Given instruction: Every entry here needs to be repeated exactly.

-- Raw data start --

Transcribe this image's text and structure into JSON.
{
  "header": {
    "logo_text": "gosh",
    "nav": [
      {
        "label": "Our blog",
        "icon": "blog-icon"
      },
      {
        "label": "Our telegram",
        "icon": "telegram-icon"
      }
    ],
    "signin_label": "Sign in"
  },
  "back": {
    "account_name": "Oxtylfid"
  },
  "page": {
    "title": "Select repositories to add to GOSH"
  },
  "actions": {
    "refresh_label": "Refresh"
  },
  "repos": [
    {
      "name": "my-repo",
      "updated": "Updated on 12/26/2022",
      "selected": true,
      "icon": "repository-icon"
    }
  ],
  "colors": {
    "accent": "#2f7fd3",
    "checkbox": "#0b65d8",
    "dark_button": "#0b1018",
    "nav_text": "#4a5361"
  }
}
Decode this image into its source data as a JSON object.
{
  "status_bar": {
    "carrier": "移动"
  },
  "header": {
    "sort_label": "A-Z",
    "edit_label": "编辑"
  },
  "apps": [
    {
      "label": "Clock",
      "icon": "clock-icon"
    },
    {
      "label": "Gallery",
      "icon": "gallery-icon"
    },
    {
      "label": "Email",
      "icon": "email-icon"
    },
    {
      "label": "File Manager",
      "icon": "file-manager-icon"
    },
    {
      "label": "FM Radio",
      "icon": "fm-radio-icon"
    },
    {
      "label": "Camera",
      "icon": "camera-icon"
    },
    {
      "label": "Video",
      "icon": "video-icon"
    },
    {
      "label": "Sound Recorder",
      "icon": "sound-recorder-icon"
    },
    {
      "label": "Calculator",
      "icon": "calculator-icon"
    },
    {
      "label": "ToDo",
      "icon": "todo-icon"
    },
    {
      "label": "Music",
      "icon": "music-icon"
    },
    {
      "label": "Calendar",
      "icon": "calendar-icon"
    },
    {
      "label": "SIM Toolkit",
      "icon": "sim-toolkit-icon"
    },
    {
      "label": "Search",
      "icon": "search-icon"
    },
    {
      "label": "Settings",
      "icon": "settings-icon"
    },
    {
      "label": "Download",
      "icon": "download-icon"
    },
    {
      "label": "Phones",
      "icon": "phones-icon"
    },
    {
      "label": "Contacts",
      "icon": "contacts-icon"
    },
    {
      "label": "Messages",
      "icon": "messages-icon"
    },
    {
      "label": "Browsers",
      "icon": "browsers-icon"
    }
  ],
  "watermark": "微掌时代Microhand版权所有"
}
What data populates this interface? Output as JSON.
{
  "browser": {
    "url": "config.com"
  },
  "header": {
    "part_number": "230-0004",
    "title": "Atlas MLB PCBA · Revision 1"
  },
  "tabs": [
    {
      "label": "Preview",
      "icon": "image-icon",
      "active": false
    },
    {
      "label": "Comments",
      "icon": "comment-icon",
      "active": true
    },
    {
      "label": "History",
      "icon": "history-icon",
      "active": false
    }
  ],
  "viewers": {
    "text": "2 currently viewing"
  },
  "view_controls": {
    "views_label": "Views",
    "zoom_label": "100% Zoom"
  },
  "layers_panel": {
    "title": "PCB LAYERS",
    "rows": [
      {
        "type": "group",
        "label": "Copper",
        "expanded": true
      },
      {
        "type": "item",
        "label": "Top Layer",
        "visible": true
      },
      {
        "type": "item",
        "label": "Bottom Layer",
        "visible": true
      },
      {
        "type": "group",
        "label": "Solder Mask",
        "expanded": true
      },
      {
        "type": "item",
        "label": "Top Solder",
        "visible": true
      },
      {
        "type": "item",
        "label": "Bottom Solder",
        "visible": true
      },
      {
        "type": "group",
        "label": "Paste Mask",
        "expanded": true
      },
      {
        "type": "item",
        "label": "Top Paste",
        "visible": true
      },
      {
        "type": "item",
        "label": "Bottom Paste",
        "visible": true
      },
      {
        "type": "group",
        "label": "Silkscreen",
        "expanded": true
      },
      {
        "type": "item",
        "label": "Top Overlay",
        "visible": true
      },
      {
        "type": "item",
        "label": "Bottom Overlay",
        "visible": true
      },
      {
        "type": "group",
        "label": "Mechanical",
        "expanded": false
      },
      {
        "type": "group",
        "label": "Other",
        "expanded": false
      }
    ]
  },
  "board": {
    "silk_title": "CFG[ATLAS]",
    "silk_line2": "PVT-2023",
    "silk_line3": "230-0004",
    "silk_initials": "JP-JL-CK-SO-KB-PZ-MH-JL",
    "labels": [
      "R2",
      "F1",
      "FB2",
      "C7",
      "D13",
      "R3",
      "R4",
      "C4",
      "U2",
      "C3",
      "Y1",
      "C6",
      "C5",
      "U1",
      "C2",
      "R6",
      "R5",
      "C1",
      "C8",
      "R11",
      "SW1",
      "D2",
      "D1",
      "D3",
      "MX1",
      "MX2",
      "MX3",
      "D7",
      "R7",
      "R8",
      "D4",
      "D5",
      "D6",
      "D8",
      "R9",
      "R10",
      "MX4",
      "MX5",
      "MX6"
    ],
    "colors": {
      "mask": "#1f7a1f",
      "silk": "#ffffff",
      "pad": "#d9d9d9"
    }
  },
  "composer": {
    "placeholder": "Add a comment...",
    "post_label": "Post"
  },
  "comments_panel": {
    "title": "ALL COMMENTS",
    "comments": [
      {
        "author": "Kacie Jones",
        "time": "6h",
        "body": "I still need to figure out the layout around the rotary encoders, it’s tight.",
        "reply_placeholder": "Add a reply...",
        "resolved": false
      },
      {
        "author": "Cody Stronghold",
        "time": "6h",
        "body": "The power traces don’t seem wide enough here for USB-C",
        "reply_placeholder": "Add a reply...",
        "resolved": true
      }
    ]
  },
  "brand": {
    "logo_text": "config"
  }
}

-- Raw data end --

The response:
Transcribe this image's text and structure into JSON.
{
  "header": {
    "logo_text": "gosh",
    "nav": [
      {
        "label": "Our blog",
        "icon": "blog-icon"
      },
      {
        "label": "Our telegram",
        "icon": "telegram-icon"
      }
    ],
    "signin_label": "Sign in"
  },
  "back": {
    "account_name": "Oxtylfid"
  },
  "page": {
    "title": "Select repositories to add to GOSH"
  },
  "actions": {
    "refresh_label": "Refresh"
  },
  "repos": [
    {
      "name": "my-repo",
      "updated": "Updated on 12/26/2022",
      "selected": true,
      "icon": "repository-icon"
    }
  ],
  "colors": {
    "accent": "#2f7fd3",
    "checkbox": "#0b65d8",
    "dark_button": "#0b1018",
    "nav_text": "#4a5361"
  }
}
Decode this image into its source data as a JSON object.
{
  "status_bar": {
    "carrier": "移动"
  },
  "header": {
    "sort_label": "A-Z",
    "edit_label": "编辑"
  },
  "apps": [
    {
      "label": "Clock",
      "icon": "clock-icon"
    },
    {
      "label": "Gallery",
      "icon": "gallery-icon"
    },
    {
      "label": "Email",
      "icon": "email-icon"
    },
    {
      "label": "File Manager",
      "icon": "file-manager-icon"
    },
    {
      "label": "FM Radio",
      "icon": "fm-radio-icon"
    },
    {
      "label": "Camera",
      "icon": "camera-icon"
    },
    {
      "label": "Video",
      "icon": "video-icon"
    },
    {
      "label": "Sound Recorder",
      "icon": "sound-recorder-icon"
    },
    {
      "label": "Calculator",
      "icon": "calculator-icon"
    },
    {
      "label": "ToDo",
      "icon": "todo-icon"
    },
    {
      "label": "Music",
      "icon": "music-icon"
    },
    {
      "label": "Calendar",
      "icon": "calendar-icon"
    },
    {
      "label": "SIM Toolkit",
      "icon": "sim-toolkit-icon"
    },
    {
      "label": "Search",
      "icon": "search-icon"
    },
    {
      "label": "Settings",
      "icon": "settings-icon"
    },
    {
      "label": "Download",
      "icon": "download-icon"
    },
    {
      "label": "Phones",
      "icon": "phones-icon"
    },
    {
      "label": "Contacts",
      "icon": "contacts-icon"
    },
    {
      "label": "Messages",
      "icon": "messages-icon"
    },
    {
      "label": "Browsers",
      "icon": "browsers-icon"
    }
  ],
  "watermark": "微掌时代Microhand版权所有"
}
What data populates this interface? Output as JSON.
{
  "browser": {
    "url": "config.com"
  },
  "header": {
    "part_number": "230-0004",
    "title": "Atlas MLB PCBA · Revision 1"
  },
  "tabs": [
    {
      "label": "Preview",
      "icon": "image-icon",
      "active": false
    },
    {
      "label": "Comments",
      "icon": "comment-icon",
      "active": true
    },
    {
      "label": "History",
      "icon": "history-icon",
      "active": false
    }
  ],
  "viewers": {
    "text": "2 currently viewing"
  },
  "view_controls": {
    "views_label": "Views",
    "zoom_label": "100% Zoom"
  },
  "layers_panel": {
    "title": "PCB LAYERS",
    "rows": [
      {
        "type": "group",
        "label": "Copper",
        "expanded": true
      },
      {
        "type": "item",
        "label": "Top Layer",
        "visible": true
      },
      {
        "type": "item",
        "label": "Bottom Layer",
        "visible": true
      },
      {
        "type": "group",
        "label": "Solder Mask",
        "expanded": true
      },
      {
        "type": "item",
        "label": "Top Solder",
        "visible": true
      },
      {
        "type": "item",
        "label": "Bottom Solder",
        "visible": true
      },
      {
        "type": "group",
        "label": "Paste Mask",
        "expanded": true
      },
      {
        "type": "item",
        "label": "Top Paste",
        "visible": true
      },
      {
        "type": "item",
        "label": "Bottom Paste",
        "visible": true
      },
      {
        "type": "group",
        "label": "Silkscreen",
        "expanded": true
      },
      {
        "type": "item",
        "label": "Top Overlay",
        "visible": true
      },
      {
        "type": "item",
        "label": "Bottom Overlay",
        "visible": true
      },
      {
        "type": "group",
        "label": "Mechanical",
        "expanded": false
      },
      {
        "type": "group",
        "label": "Other",
        "expanded": false
      }
    ]
  },
  "board": {
    "silk_title": "CFG[ATLAS]",
    "silk_line2": "PVT-2023",
    "silk_line3": "230-0004",
    "silk_initials": "JP-JL-CK-SO-KB-PZ-MH-JL",
    "labels": [
      "R2",
      "F1",
      "FB2",
      "C7",
      "D13",
      "R3",
      "R4",
      "C4",
      "U2",
      "C3",
      "Y1",
      "C6",
      "C5",
      "U1",
      "C2",
      "R6",
      "R5",
      "C1",
      "C8",
      "R11",
      "SW1",
      "D2",
      "D1",
      "D3",
      "MX1",
      "MX2",
      "MX3",
      "D7",
      "R7",
      "R8",
      "D4",
      "D5",
      "D6",
      "D8",
      "R9",
      "R10",
      "MX4",
      "MX5",
      "MX6"
    ],
    "colors": {
      "mask": "#1f7a1f",
      "silk": "#ffffff",
      "pad": "#d9d9d9"
    }
  },
  "composer": {
    "placeholder": "Add a comment...",
    "post_label": "Post"
  },
  "comments_panel": {
    "title": "ALL COMMENTS",
    "comments": [
      {
        "author": "Kacie Jones",
        "time": "6h",
        "body": "I still need to figure out the layout around the rotary encoders, it’s tight.",
        "reply_placeholder": "Add a reply...",
        "resolved": false
      },
      {
        "author": "Cody Stronghold",
        "time": "6h",
        "body": "The power traces don’t seem wide enough here for USB-C",
        "reply_placeholder": "Add a reply...",
        "resolved": true
      }
    ]
  },
  "brand": {
    "logo_text": "config"
  }
}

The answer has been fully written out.